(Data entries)
■ ■ ■ ■ ■

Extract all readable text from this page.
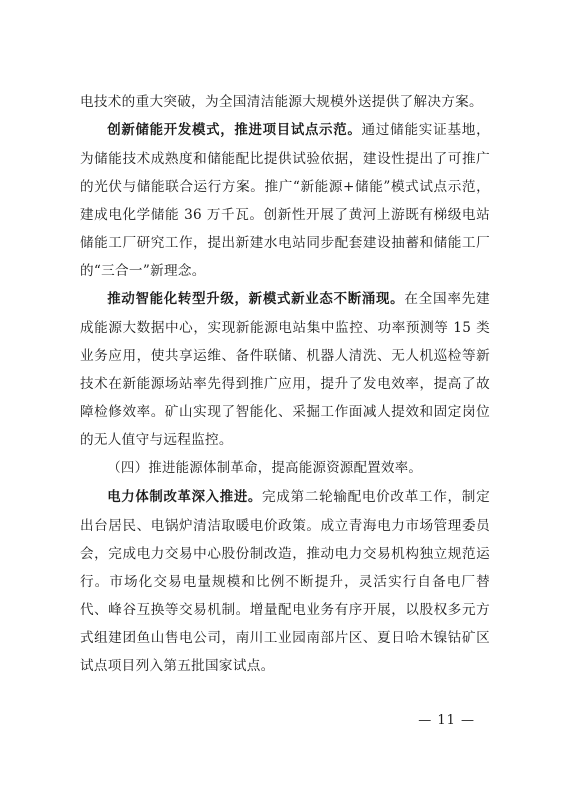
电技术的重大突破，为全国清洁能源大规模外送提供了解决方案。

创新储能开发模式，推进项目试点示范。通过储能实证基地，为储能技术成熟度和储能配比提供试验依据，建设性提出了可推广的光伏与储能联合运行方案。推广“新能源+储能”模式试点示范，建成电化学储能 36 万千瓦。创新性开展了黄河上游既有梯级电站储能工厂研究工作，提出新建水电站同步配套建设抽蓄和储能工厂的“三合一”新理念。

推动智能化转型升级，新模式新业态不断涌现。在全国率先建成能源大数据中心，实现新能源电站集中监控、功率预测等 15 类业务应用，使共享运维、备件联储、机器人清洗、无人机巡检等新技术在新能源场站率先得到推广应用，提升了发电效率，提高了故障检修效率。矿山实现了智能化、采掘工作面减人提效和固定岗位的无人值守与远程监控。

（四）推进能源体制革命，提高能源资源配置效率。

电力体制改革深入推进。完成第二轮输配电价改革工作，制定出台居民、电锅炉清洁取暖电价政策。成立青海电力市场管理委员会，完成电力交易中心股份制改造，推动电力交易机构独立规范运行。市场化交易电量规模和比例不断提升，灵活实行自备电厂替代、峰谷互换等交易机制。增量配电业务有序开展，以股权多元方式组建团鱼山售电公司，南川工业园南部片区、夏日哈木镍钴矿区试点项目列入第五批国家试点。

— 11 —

■ ■ ■ ■ ■

* **What the task asks**
Every record above should be transcribed exactly; the pictures stay out of the copy.

* **Output for this task**
Extract all readable text from this page.
电技术的重大突破，为全国清洁能源大规模外送提供了解决方案。

创新储能开发模式，推进项目试点示范。通过储能实证基地，为储能技术成熟度和储能配比提供试验依据，建设性提出了可推广的光伏与储能联合运行方案。推广“新能源+储能”模式试点示范，建成电化学储能 36 万千瓦。创新性开展了黄河上游既有梯级电站储能工厂研究工作，提出新建水电站同步配套建设抽蓄和储能工厂的“三合一”新理念。

推动智能化转型升级，新模式新业态不断涌现。在全国率先建成能源大数据中心，实现新能源电站集中监控、功率预测等 15 类业务应用，使共享运维、备件联储、机器人清洗、无人机巡检等新技术在新能源场站率先得到推广应用，提升了发电效率，提高了故障检修效率。矿山实现了智能化、采掘工作面减人提效和固定岗位的无人值守与远程监控。

（四）推进能源体制革命，提高能源资源配置效率。

电力体制改革深入推进。完成第二轮输配电价改革工作，制定出台居民、电锅炉清洁取暖电价政策。成立青海电力市场管理委员会，完成电力交易中心股份制改造，推动电力交易机构独立规范运行。市场化交易电量规模和比例不断提升，灵活实行自备电厂替代、峰谷互换等交易机制。增量配电业务有序开展，以股权多元方式组建团鱼山售电公司，南川工业园南部片区、夏日哈木镍钴矿区试点项目列入第五批国家试点。

— 11 —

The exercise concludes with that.